Give the count of lines in the data that include the string "一般原则", with no added remarks.

* * * * *

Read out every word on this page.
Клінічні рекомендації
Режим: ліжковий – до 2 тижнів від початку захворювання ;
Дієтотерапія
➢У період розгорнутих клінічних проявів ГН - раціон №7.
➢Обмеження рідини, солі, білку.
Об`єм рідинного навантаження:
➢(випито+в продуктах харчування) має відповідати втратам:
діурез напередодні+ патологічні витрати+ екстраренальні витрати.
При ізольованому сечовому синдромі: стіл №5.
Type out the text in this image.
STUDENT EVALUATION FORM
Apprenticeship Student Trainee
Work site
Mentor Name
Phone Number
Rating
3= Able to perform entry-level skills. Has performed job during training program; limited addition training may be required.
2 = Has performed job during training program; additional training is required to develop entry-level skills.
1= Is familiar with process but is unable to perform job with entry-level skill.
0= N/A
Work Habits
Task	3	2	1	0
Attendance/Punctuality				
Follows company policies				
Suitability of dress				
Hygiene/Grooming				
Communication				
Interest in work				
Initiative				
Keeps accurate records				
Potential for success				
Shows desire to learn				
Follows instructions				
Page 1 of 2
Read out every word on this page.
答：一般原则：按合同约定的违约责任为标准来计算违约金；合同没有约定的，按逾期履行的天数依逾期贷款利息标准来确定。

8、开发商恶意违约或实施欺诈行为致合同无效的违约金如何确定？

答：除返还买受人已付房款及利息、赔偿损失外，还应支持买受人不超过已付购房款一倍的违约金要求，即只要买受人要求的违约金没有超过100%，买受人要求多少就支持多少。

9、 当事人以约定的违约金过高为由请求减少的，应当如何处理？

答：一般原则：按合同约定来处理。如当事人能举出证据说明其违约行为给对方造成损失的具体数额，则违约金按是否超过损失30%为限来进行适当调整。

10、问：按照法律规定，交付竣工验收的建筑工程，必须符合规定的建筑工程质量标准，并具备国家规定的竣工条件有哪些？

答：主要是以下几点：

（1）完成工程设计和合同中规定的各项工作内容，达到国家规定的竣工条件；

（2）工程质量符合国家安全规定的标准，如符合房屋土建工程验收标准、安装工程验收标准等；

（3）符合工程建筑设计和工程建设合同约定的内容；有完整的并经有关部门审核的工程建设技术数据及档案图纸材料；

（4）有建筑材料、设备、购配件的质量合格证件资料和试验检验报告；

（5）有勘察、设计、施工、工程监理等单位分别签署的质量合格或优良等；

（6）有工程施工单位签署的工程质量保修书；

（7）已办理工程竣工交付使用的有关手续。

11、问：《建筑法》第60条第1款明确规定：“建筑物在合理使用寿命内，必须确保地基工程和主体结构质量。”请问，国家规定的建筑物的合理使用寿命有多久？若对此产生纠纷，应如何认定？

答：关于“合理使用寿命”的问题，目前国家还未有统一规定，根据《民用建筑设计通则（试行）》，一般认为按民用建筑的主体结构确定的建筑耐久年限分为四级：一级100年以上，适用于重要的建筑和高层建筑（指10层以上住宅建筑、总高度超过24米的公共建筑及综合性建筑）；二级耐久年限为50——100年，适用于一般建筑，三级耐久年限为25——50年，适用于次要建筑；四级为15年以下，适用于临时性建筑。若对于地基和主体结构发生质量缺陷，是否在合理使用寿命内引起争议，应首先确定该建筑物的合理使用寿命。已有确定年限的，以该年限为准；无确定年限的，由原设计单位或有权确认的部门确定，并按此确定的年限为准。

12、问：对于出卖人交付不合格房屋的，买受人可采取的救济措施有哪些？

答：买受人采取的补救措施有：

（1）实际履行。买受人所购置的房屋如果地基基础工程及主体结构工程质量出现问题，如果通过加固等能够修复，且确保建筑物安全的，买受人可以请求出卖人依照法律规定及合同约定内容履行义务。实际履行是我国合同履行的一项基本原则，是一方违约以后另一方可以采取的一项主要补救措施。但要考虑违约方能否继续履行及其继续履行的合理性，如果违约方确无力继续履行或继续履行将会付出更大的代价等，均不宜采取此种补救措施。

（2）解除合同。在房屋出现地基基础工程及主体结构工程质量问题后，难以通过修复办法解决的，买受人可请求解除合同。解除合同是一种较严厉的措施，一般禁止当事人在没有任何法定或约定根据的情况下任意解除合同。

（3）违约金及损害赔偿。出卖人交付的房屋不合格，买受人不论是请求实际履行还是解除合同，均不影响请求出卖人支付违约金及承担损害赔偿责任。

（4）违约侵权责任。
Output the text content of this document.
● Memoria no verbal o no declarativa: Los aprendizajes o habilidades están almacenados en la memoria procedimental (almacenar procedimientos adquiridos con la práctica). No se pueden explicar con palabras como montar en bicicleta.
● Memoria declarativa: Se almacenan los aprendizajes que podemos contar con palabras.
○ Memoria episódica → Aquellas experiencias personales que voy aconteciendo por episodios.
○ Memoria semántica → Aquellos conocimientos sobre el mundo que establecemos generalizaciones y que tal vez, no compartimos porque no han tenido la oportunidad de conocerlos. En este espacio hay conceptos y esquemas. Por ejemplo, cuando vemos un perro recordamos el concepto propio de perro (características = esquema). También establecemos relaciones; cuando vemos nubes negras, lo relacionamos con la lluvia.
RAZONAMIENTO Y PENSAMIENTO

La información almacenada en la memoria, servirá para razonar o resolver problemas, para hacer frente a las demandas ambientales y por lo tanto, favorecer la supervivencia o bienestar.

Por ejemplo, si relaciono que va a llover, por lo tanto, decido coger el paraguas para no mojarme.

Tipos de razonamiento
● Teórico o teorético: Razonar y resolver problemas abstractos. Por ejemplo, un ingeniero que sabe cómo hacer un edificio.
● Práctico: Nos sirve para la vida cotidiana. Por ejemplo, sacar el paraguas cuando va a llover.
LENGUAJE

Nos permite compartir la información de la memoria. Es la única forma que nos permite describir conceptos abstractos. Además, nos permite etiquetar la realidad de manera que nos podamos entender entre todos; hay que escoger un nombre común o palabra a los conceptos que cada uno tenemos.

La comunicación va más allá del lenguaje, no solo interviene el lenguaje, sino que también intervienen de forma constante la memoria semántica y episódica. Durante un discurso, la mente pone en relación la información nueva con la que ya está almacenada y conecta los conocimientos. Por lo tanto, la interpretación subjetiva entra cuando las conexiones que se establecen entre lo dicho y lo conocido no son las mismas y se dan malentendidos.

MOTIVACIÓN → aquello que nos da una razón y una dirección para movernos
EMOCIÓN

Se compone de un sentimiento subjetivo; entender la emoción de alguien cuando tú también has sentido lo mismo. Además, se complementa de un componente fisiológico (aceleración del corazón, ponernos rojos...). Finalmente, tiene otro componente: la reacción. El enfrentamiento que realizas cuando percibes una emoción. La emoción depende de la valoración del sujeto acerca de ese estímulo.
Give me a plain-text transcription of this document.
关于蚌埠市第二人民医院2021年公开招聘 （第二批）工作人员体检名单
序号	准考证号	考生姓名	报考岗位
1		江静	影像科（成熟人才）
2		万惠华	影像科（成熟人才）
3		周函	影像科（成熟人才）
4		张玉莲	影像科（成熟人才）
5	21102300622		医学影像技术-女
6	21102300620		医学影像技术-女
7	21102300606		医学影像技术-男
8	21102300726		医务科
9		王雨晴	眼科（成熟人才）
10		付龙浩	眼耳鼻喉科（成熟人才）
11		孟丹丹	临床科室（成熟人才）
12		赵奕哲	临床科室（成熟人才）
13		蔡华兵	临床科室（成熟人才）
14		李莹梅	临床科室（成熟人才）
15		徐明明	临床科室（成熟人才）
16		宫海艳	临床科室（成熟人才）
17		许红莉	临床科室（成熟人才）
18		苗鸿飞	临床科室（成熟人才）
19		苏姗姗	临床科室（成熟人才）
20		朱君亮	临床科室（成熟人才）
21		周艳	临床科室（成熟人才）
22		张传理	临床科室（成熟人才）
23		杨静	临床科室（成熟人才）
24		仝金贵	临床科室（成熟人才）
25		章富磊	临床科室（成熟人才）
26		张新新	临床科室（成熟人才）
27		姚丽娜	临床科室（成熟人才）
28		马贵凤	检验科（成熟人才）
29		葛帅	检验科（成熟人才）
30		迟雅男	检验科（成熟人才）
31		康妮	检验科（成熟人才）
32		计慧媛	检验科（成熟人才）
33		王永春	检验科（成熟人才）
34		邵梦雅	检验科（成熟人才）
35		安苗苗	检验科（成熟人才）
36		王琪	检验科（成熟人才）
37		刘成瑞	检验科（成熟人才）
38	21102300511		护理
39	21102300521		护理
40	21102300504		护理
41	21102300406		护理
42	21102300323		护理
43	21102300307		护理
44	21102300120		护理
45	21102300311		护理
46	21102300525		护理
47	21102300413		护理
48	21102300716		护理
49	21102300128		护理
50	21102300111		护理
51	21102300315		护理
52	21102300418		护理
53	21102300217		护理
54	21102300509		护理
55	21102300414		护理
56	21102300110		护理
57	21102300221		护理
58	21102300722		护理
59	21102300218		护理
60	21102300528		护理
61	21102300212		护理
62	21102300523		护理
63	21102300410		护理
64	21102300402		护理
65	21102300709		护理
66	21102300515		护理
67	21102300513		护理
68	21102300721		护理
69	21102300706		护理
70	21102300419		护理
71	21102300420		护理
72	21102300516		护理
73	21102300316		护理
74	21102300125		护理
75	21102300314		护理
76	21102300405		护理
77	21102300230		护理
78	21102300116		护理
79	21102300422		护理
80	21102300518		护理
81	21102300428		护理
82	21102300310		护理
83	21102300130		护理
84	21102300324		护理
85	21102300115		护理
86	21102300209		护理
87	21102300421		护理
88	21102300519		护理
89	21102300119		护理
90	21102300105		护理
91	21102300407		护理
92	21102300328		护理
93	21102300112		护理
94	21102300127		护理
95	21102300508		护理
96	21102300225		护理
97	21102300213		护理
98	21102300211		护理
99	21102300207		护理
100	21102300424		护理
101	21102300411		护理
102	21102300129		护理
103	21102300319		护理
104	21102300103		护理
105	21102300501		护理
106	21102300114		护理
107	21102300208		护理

* * * * *

The answer: 2